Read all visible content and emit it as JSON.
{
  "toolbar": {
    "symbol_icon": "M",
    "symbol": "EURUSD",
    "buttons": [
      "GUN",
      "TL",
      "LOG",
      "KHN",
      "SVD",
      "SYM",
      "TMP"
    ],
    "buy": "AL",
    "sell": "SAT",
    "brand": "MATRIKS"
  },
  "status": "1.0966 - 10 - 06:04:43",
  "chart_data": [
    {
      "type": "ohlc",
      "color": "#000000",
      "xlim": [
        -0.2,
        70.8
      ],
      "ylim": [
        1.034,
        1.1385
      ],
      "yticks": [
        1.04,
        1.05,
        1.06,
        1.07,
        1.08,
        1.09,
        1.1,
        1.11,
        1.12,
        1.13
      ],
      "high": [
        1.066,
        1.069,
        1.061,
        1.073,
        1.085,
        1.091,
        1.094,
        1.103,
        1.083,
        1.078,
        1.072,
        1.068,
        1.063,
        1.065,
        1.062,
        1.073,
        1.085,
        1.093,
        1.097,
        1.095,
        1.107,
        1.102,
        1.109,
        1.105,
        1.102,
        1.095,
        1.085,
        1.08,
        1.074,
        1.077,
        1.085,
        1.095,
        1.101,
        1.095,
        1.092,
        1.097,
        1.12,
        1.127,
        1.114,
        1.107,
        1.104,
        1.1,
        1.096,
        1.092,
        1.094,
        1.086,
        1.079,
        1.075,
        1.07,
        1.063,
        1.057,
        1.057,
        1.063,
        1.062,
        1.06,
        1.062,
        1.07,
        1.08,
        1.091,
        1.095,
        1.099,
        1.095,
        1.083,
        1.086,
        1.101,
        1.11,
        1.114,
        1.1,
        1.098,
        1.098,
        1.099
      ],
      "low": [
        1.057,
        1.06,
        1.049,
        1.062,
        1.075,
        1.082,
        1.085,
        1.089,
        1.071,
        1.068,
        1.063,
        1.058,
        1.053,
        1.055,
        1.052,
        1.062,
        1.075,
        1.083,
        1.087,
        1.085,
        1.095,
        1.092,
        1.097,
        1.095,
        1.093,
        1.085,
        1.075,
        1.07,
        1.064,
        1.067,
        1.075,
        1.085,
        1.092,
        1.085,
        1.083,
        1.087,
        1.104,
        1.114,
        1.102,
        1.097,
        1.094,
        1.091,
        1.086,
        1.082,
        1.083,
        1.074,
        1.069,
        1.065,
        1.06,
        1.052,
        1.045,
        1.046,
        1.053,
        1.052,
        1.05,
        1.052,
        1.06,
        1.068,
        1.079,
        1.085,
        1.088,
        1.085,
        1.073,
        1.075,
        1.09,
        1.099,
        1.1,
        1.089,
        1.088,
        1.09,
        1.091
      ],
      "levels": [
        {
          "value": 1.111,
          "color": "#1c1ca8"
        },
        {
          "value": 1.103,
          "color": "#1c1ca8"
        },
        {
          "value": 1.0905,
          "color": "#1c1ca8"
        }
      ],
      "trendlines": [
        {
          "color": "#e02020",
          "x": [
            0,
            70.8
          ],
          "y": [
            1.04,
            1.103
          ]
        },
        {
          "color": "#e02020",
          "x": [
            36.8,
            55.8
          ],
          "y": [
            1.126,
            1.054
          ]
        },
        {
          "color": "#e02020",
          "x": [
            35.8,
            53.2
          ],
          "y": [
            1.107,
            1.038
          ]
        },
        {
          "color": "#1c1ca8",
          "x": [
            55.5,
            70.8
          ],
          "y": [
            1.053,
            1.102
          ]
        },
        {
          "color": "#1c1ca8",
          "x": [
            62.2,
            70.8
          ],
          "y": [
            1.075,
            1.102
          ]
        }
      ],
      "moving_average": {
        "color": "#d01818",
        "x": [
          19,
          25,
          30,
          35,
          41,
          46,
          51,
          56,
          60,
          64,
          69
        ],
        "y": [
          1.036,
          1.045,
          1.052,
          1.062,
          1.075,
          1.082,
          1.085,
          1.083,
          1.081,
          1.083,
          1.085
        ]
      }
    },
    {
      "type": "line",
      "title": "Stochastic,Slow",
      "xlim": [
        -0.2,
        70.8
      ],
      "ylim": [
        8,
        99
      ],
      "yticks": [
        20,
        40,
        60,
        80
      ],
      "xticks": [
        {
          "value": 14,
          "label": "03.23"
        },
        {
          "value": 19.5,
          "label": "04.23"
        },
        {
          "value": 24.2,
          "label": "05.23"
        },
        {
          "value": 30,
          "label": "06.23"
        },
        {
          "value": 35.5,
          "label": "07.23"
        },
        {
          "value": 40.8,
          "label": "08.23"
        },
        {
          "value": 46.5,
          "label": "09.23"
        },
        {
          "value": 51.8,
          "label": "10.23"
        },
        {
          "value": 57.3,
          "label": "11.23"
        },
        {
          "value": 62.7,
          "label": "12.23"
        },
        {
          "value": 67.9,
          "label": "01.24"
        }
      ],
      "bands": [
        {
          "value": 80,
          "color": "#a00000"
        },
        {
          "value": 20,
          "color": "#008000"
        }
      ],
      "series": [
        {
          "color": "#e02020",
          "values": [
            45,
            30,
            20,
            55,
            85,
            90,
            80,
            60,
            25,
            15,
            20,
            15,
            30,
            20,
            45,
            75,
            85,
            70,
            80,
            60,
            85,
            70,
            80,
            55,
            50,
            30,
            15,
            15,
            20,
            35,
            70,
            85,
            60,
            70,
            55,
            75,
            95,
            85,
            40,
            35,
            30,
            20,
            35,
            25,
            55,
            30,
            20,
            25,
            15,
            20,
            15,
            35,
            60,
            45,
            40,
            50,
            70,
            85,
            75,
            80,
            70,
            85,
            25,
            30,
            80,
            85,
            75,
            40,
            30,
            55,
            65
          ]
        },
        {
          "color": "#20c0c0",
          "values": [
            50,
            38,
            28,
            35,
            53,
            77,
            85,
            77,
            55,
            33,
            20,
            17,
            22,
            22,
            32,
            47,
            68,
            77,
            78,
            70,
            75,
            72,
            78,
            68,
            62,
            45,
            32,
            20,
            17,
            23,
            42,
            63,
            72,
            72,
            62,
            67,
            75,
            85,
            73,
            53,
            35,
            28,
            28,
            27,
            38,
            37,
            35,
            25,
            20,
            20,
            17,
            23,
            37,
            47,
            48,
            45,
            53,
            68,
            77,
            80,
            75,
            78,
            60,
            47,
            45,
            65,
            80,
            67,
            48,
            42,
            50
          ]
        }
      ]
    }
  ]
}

= = =

◆ Exercise description: Where a line above contains the string "label", copy that line.

◆ Task output:
          "label": "03.23"
          "label": "04.23"
          "label": "05.23"
          "label": "06.23"
          "label": "07.23"
          "label": "08.23"
          "label": "09.23"
          "label": "10.23"
          "label": "11.23"
          "label": "12.23"
          "label": "01.24"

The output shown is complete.